Copy every one of the rows below, reproducing each line character for character.

## BEGIN DATASET RECORDS

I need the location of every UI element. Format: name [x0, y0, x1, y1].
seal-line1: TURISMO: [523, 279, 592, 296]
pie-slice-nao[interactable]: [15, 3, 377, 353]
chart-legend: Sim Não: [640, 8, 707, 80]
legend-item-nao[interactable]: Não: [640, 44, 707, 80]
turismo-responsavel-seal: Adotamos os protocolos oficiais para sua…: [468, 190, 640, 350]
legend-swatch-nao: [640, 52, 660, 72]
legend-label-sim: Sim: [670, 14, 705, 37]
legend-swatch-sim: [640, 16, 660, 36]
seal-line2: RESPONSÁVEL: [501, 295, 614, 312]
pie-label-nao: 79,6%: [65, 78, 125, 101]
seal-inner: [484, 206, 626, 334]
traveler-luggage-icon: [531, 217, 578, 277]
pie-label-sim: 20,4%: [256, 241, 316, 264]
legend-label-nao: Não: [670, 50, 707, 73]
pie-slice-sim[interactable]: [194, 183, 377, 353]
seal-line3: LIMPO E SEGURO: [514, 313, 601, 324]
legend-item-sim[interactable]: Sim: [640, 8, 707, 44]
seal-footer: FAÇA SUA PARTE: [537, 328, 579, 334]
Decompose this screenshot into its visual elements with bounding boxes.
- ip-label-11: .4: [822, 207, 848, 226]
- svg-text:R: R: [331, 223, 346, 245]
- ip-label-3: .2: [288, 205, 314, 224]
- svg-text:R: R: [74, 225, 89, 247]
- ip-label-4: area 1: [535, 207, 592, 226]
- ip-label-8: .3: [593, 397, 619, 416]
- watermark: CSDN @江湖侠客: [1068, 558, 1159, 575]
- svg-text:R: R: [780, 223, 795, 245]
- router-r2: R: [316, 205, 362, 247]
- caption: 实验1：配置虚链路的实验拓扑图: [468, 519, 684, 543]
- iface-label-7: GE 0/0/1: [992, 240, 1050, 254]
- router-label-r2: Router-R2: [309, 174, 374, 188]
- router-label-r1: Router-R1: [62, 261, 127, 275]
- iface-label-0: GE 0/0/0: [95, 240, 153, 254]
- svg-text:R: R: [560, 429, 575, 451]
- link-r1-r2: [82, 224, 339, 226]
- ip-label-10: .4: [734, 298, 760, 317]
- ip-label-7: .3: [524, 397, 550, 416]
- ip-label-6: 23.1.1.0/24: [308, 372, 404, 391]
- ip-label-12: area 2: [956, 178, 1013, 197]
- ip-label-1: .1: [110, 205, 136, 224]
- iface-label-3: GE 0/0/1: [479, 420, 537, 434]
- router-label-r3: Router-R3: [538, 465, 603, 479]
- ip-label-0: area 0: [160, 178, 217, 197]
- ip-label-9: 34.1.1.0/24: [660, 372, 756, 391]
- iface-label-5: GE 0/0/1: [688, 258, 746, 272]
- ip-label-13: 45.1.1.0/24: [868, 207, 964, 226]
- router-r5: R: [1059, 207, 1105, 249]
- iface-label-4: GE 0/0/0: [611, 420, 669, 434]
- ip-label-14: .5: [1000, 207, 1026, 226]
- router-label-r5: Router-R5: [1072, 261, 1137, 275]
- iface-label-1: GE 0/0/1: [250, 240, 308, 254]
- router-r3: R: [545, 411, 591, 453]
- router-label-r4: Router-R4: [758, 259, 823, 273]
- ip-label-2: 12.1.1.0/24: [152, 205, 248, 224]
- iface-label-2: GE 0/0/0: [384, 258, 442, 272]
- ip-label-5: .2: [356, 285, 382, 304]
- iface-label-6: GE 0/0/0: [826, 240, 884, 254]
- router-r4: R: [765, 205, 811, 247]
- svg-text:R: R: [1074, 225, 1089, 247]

## END DATASET RECORDS

### [RESPONSE]
I need the location of every UI element. Format: name [x0, y0, x1, y1].
seal-line1: TURISMO: [523, 279, 592, 296]
pie-slice-nao[interactable]: [15, 3, 377, 353]
chart-legend: Sim Não: [640, 8, 707, 80]
legend-item-nao[interactable]: Não: [640, 44, 707, 80]
turismo-responsavel-seal: Adotamos os protocolos oficiais para sua…: [468, 190, 640, 350]
legend-swatch-nao: [640, 52, 660, 72]
legend-label-sim: Sim: [670, 14, 705, 37]
legend-swatch-sim: [640, 16, 660, 36]
seal-line2: RESPONSÁVEL: [501, 295, 614, 312]
pie-label-nao: 79,6%: [65, 78, 125, 101]
seal-inner: [484, 206, 626, 334]
traveler-luggage-icon: [531, 217, 578, 277]
pie-label-sim: 20,4%: [256, 241, 316, 264]
legend-label-nao: Não: [670, 50, 707, 73]
pie-slice-sim[interactable]: [194, 183, 377, 353]
seal-line3: LIMPO E SEGURO: [514, 313, 601, 324]
legend-item-sim[interactable]: Sim: [640, 8, 707, 44]
seal-footer: FAÇA SUA PARTE: [537, 328, 579, 334]
Decompose this screenshot into its visual elements with bounding boxes.
- ip-label-11: .4: [822, 207, 848, 226]
- svg-text:R: R: [331, 223, 346, 245]
- ip-label-3: .2: [288, 205, 314, 224]
- svg-text:R: R: [74, 225, 89, 247]
- ip-label-4: area 1: [535, 207, 592, 226]
- ip-label-8: .3: [593, 397, 619, 416]
- watermark: CSDN @江湖侠客: [1068, 558, 1159, 575]
- svg-text:R: R: [780, 223, 795, 245]
- router-r2: R: [316, 205, 362, 247]
- caption: 实验1：配置虚链路的实验拓扑图: [468, 519, 684, 543]
- iface-label-7: GE 0/0/1: [992, 240, 1050, 254]
- router-label-r2: Router-R2: [309, 174, 374, 188]
- router-label-r1: Router-R1: [62, 261, 127, 275]
- iface-label-0: GE 0/0/0: [95, 240, 153, 254]
- svg-text:R: R: [560, 429, 575, 451]
- link-r1-r2: [82, 224, 339, 226]
- ip-label-10: .4: [734, 298, 760, 317]
- ip-label-7: .3: [524, 397, 550, 416]
- ip-label-6: 23.1.1.0/24: [308, 372, 404, 391]
- ip-label-12: area 2: [956, 178, 1013, 197]
- ip-label-1: .1: [110, 205, 136, 224]
- iface-label-3: GE 0/0/1: [479, 420, 537, 434]
- router-label-r3: Router-R3: [538, 465, 603, 479]
- ip-label-0: area 0: [160, 178, 217, 197]
- ip-label-9: 34.1.1.0/24: [660, 372, 756, 391]
- iface-label-5: GE 0/0/1: [688, 258, 746, 272]
- ip-label-13: 45.1.1.0/24: [868, 207, 964, 226]
- router-r5: R: [1059, 207, 1105, 249]
- iface-label-4: GE 0/0/0: [611, 420, 669, 434]
- ip-label-14: .5: [1000, 207, 1026, 226]
- router-label-r5: Router-R5: [1072, 261, 1137, 275]
- iface-label-1: GE 0/0/1: [250, 240, 308, 254]
- router-r3: R: [545, 411, 591, 453]
- router-label-r4: Router-R4: [758, 259, 823, 273]
- ip-label-2: 12.1.1.0/24: [152, 205, 248, 224]
- iface-label-2: GE 0/0/0: [384, 258, 442, 272]
- ip-label-5: .2: [356, 285, 382, 304]
- iface-label-6: GE 0/0/0: [826, 240, 884, 254]
- router-r4: R: [765, 205, 811, 247]
- svg-text:R: R: [1074, 225, 1089, 247]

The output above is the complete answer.